## Start PROVIDED MATERIAL

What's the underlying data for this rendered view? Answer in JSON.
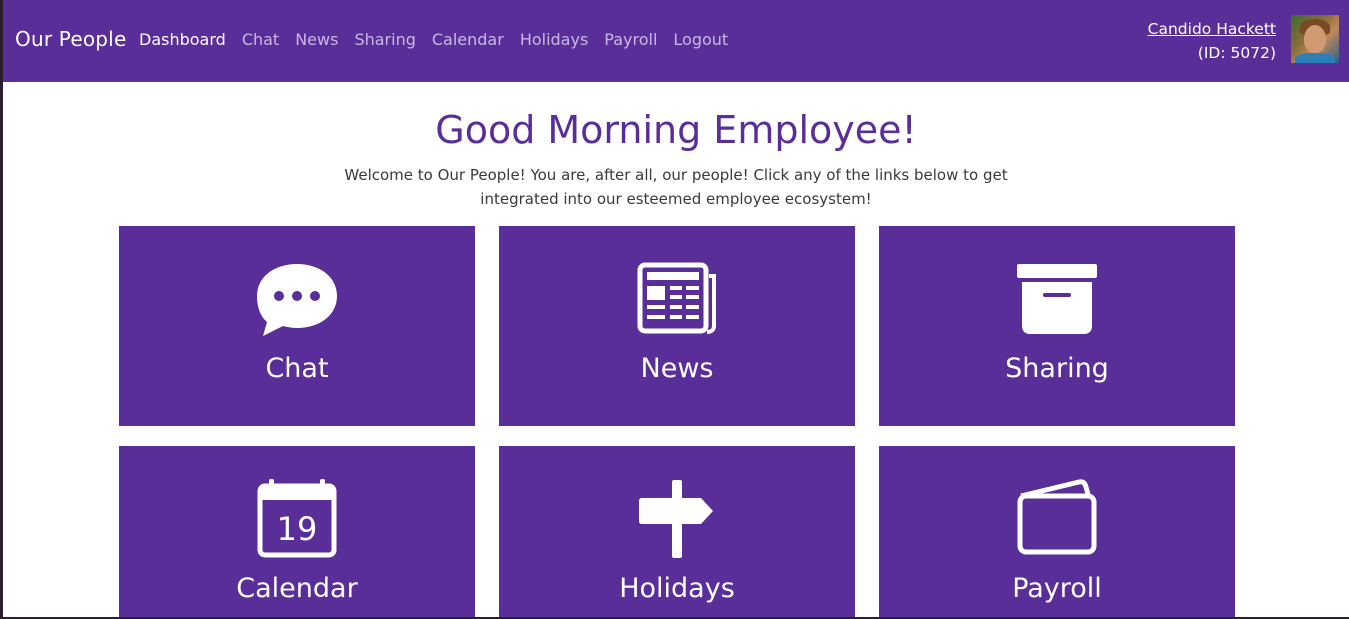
{
  "nav": {
    "brand": "Our People",
    "links": [
      "Dashboard",
      "Chat",
      "News",
      "Sharing",
      "Calendar",
      "Holidays",
      "Payroll",
      "Logout"
    ],
    "active": "Dashboard"
  },
  "user": {
    "name": "Candido Hackett",
    "id_text": "(ID: 5072)"
  },
  "main": {
    "greeting": "Good Morning Employee!",
    "intro": "Welcome to Our People! You are, after all, our people! Click any of the links below to get integrated into our esteemed employee ecosystem!"
  },
  "tiles": [
    {
      "label": "Chat",
      "icon": "chat-bubble-icon"
    },
    {
      "label": "News",
      "icon": "newspaper-icon"
    },
    {
      "label": "Sharing",
      "icon": "archive-box-icon"
    },
    {
      "label": "Calendar",
      "icon": "calendar-icon",
      "icon_text": "19"
    },
    {
      "label": "Holidays",
      "icon": "signpost-icon"
    },
    {
      "label": "Payroll",
      "icon": "wallet-icon"
    }
  ],
  "colors": {
    "brand": "#5a2e98",
    "nav_inactive": "#c8b8e4",
    "text": "#3a3a3a"
  }
}
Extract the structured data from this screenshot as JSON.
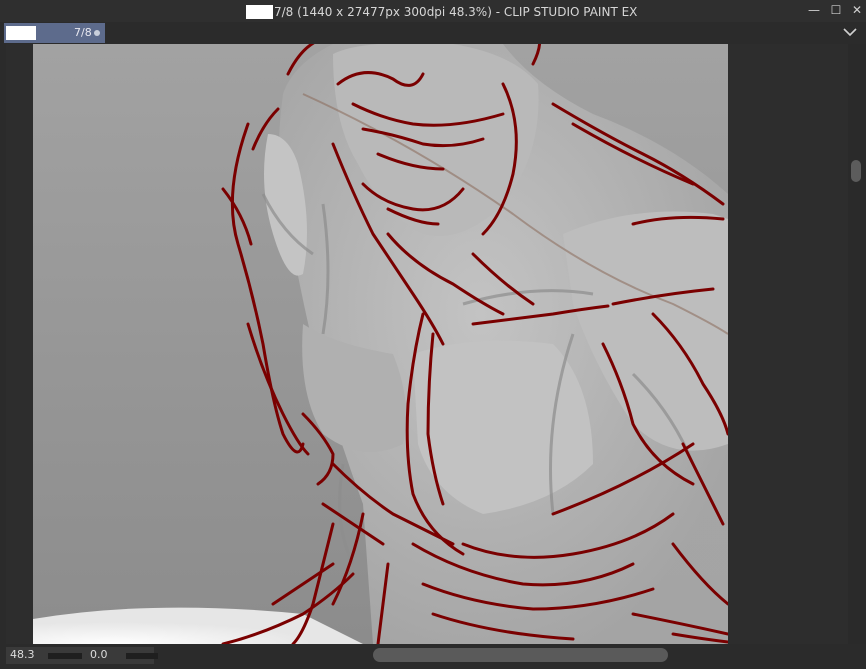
{
  "window": {
    "title": "7/8 (1440 x 27477px 300dpi 48.3%)  - CLIP STUDIO PAINT EX",
    "minimize_glyph": "—",
    "maximize_glyph": "☐",
    "close_glyph": "✕"
  },
  "tab": {
    "label": "7/8",
    "modified_indicator": "●"
  },
  "tab_menu_icon": "chevron-down-icon",
  "statusbar": {
    "zoom": "48.3",
    "rotation": "0.0"
  },
  "colors": {
    "sketch_line": "#7a0000",
    "tab_active": "#5d6b8c",
    "background": "#2b2b2b"
  }
}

## End PROVIDED MATERIAL

**TASK INSTRUCTIONS**
Output all of the records exactly as they appear above, but not the pictures.

**RIGHT ANSWER**
What's the underlying data for this rendered view? Answer in JSON.
{
  "nav": {
    "brand": "Our People",
    "links": [
      "Dashboard",
      "Chat",
      "News",
      "Sharing",
      "Calendar",
      "Holidays",
      "Payroll",
      "Logout"
    ],
    "active": "Dashboard"
  },
  "user": {
    "name": "Candido Hackett",
    "id_text": "(ID: 5072)"
  },
  "main": {
    "greeting": "Good Morning Employee!",
    "intro": "Welcome to Our People! You are, after all, our people! Click any of the links below to get integrated into our esteemed employee ecosystem!"
  },
  "tiles": [
    {
      "label": "Chat",
      "icon": "chat-bubble-icon"
    },
    {
      "label": "News",
      "icon": "newspaper-icon"
    },
    {
      "label": "Sharing",
      "icon": "archive-box-icon"
    },
    {
      "label": "Calendar",
      "icon": "calendar-icon",
      "icon_text": "19"
    },
    {
      "label": "Holidays",
      "icon": "signpost-icon"
    },
    {
      "label": "Payroll",
      "icon": "wallet-icon"
    }
  ],
  "colors": {
    "brand": "#5a2e98",
    "nav_inactive": "#c8b8e4",
    "text": "#3a3a3a"
  }
}
Extract the structured data from this screenshot as JSON.
{
  "window": {
    "title": "7/8 (1440 x 27477px 300dpi 48.3%)  - CLIP STUDIO PAINT EX",
    "minimize_glyph": "—",
    "maximize_glyph": "☐",
    "close_glyph": "✕"
  },
  "tab": {
    "label": "7/8",
    "modified_indicator": "●"
  },
  "tab_menu_icon": "chevron-down-icon",
  "statusbar": {
    "zoom": "48.3",
    "rotation": "0.0"
  },
  "colors": {
    "sketch_line": "#7a0000",
    "tab_active": "#5d6b8c",
    "background": "#2b2b2b"
  }
}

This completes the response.